(Chart and figure data)
"""
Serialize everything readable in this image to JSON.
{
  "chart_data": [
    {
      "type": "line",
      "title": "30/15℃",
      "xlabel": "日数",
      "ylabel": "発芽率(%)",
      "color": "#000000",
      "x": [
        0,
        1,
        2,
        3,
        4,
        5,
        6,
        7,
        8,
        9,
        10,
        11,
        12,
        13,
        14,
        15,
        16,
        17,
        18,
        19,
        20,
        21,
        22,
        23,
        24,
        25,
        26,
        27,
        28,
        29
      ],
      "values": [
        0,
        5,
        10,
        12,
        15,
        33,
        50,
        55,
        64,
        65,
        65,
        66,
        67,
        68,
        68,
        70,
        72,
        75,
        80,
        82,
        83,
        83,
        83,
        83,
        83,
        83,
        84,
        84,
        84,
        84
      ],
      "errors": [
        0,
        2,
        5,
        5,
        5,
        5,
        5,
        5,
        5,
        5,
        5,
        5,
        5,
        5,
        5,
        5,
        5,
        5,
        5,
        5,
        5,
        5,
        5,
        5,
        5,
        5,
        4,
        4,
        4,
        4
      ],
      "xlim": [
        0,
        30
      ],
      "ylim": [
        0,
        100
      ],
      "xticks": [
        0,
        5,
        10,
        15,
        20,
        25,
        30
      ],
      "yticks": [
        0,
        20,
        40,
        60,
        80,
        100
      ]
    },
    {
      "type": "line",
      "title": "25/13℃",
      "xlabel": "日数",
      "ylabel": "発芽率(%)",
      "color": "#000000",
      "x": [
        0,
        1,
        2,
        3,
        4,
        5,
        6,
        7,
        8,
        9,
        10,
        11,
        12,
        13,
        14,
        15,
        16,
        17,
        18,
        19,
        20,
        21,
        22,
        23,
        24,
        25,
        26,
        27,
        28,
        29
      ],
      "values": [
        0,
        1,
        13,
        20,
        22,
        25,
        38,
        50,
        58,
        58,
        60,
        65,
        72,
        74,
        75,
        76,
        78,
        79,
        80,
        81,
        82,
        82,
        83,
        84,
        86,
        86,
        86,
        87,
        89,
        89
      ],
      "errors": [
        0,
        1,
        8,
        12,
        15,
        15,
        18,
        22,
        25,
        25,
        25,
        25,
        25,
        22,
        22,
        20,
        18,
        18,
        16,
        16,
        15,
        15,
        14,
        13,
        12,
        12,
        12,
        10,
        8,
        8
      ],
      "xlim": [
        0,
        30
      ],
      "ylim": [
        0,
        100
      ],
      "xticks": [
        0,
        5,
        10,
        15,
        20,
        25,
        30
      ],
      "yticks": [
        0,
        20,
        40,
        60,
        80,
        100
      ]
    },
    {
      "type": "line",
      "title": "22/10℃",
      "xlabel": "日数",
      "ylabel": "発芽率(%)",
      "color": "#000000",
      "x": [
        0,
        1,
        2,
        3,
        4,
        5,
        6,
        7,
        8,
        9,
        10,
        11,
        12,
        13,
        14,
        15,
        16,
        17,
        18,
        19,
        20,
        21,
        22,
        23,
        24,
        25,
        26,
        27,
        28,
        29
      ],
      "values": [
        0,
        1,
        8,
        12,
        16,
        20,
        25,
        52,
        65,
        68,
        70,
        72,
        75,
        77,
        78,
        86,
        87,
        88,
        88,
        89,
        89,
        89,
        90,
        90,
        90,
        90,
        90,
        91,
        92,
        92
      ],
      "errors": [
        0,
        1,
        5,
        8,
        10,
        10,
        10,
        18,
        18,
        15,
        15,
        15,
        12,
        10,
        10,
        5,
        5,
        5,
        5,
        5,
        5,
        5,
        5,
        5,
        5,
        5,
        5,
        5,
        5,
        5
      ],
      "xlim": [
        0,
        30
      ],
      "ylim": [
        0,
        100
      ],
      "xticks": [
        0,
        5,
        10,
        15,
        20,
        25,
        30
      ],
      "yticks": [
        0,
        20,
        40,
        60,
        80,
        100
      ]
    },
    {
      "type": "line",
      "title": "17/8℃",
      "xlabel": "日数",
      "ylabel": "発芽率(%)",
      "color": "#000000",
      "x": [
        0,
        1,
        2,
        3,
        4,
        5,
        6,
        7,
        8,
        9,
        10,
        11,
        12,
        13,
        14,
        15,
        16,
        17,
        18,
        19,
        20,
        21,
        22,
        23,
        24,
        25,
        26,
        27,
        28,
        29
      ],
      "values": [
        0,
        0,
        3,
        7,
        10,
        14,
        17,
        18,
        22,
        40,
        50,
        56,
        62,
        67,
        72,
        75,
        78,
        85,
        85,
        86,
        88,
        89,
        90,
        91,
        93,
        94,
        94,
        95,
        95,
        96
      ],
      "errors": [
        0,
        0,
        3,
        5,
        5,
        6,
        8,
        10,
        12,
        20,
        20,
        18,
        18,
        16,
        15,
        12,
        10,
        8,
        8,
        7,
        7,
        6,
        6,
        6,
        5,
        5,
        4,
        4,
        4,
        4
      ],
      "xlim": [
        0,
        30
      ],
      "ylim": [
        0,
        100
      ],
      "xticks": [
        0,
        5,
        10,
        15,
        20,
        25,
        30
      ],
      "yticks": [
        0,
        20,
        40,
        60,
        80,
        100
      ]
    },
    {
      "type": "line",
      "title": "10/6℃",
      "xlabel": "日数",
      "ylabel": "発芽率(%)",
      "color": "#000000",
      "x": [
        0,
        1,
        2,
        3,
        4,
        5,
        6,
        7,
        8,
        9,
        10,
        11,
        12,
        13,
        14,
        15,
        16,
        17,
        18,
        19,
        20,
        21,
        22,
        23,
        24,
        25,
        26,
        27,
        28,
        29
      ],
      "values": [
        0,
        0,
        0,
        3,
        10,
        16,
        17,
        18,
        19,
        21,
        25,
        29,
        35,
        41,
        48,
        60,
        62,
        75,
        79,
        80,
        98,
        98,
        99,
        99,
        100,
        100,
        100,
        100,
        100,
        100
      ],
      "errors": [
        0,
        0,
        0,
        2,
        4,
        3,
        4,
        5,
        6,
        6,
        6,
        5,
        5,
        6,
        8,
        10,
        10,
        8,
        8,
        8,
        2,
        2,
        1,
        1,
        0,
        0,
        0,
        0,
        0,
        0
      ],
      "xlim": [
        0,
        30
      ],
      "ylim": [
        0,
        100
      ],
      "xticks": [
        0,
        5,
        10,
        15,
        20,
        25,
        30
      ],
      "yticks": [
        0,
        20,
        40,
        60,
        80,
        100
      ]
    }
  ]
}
"""
"""
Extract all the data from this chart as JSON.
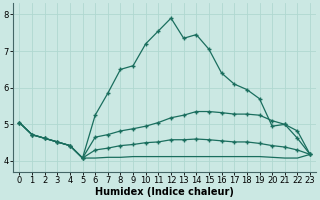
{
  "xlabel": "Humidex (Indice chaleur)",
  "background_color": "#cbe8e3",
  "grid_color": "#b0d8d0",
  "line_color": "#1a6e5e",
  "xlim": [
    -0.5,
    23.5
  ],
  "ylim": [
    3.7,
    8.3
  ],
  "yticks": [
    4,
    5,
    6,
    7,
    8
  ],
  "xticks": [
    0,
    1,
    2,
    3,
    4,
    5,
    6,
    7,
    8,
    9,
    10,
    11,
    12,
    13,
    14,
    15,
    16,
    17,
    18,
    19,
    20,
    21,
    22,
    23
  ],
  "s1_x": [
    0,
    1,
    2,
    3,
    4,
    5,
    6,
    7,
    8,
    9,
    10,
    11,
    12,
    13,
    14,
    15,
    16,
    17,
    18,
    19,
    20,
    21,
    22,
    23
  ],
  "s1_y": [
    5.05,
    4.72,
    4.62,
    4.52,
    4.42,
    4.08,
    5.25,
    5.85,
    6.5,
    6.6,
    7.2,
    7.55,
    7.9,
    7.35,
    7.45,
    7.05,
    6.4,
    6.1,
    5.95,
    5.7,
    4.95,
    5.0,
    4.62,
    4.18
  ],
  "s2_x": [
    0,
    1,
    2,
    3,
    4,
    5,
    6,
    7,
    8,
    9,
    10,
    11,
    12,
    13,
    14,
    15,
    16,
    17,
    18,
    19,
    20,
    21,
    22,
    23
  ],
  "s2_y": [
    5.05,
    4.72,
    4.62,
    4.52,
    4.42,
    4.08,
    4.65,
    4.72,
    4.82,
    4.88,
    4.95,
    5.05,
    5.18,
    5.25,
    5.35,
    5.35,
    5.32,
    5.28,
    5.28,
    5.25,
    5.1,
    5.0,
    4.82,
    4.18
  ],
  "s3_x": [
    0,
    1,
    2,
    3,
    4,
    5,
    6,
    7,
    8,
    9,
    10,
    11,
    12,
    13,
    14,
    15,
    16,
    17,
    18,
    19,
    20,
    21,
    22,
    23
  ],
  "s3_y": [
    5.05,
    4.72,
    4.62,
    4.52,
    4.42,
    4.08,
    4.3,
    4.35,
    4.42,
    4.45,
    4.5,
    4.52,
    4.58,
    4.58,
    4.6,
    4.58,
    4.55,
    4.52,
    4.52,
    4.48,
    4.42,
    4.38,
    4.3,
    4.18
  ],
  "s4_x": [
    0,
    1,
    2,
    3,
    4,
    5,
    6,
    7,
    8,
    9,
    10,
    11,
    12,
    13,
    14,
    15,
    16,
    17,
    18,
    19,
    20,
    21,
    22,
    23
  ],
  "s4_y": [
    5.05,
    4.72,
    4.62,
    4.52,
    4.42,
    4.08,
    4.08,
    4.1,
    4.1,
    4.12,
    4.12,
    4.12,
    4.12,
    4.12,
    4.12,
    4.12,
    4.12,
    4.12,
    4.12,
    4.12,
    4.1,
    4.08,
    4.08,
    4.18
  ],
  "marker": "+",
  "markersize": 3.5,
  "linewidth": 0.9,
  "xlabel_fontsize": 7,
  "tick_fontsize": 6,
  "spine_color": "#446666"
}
"""
"""
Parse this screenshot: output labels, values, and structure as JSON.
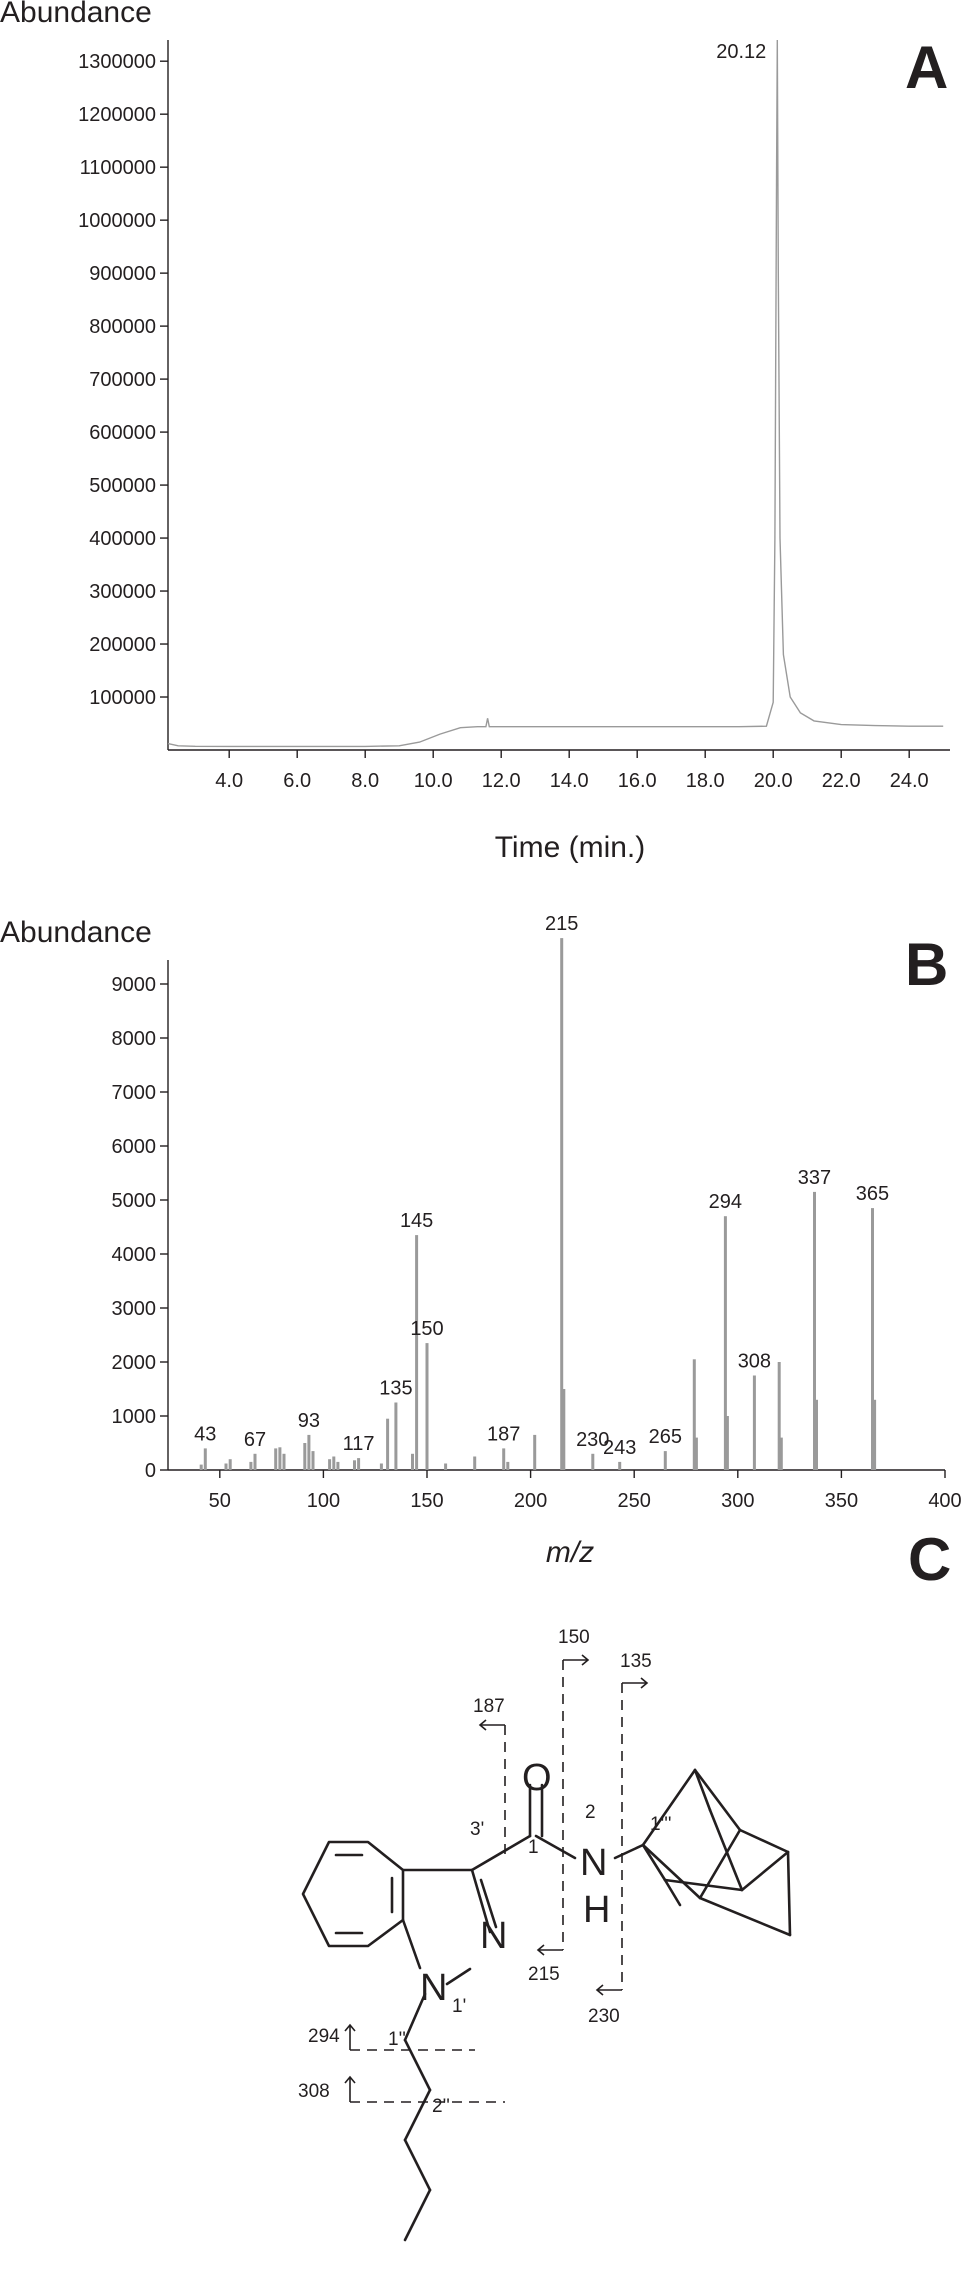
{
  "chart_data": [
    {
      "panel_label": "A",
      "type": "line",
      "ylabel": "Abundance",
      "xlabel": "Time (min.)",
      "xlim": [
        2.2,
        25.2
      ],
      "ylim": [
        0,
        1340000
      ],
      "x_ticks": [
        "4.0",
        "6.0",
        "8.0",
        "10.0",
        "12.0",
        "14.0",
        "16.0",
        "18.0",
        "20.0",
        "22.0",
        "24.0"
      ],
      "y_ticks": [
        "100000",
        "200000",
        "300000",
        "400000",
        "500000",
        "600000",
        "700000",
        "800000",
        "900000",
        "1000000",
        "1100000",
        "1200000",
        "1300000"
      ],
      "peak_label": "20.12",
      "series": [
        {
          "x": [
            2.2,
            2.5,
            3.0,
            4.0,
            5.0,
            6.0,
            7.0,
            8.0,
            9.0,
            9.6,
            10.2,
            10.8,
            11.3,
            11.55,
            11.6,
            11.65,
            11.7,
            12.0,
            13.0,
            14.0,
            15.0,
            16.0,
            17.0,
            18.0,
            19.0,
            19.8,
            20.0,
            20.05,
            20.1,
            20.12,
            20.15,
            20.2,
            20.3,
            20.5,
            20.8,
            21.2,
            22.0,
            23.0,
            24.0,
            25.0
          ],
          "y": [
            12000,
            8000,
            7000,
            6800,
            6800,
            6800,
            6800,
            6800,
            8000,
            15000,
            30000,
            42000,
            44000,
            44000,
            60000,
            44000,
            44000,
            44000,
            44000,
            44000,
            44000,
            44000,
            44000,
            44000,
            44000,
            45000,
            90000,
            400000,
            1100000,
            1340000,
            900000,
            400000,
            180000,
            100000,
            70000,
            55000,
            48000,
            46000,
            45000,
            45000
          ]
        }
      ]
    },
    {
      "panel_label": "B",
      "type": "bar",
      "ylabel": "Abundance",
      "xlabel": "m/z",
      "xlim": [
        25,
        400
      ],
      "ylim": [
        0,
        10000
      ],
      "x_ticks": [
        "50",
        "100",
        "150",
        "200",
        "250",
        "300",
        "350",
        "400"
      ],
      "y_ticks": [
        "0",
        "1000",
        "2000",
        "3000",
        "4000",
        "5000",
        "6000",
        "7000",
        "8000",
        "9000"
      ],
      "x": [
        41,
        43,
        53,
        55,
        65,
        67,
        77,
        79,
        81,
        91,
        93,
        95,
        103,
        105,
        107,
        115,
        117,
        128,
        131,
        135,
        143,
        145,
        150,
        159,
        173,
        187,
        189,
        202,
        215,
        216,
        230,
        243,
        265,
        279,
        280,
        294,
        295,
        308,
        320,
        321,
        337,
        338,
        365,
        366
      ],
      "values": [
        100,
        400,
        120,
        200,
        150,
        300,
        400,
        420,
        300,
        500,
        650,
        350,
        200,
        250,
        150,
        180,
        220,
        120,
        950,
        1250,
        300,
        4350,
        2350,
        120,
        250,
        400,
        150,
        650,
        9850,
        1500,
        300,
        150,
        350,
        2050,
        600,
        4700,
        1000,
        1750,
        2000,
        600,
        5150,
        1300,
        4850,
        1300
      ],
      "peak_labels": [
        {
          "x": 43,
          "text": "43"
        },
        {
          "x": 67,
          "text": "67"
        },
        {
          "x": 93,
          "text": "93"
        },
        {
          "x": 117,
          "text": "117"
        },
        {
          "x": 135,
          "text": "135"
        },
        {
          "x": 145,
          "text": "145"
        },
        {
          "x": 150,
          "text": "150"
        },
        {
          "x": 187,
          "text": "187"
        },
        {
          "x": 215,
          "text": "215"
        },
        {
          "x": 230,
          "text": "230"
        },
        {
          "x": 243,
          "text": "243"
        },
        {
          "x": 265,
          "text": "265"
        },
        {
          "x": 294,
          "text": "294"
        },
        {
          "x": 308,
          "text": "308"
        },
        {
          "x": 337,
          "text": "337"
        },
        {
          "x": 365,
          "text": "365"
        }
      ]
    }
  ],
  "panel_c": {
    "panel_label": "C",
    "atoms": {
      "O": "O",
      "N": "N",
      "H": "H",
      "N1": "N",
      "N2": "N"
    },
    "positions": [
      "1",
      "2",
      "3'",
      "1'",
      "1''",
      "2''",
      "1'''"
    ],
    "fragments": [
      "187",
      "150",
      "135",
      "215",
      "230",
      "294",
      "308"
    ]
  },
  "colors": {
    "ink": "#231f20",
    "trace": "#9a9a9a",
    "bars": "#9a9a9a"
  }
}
"""
What you should do ->
Above is a listing; report how many of its lines include the word "JSON", giving the number only.

Exercise response ->
3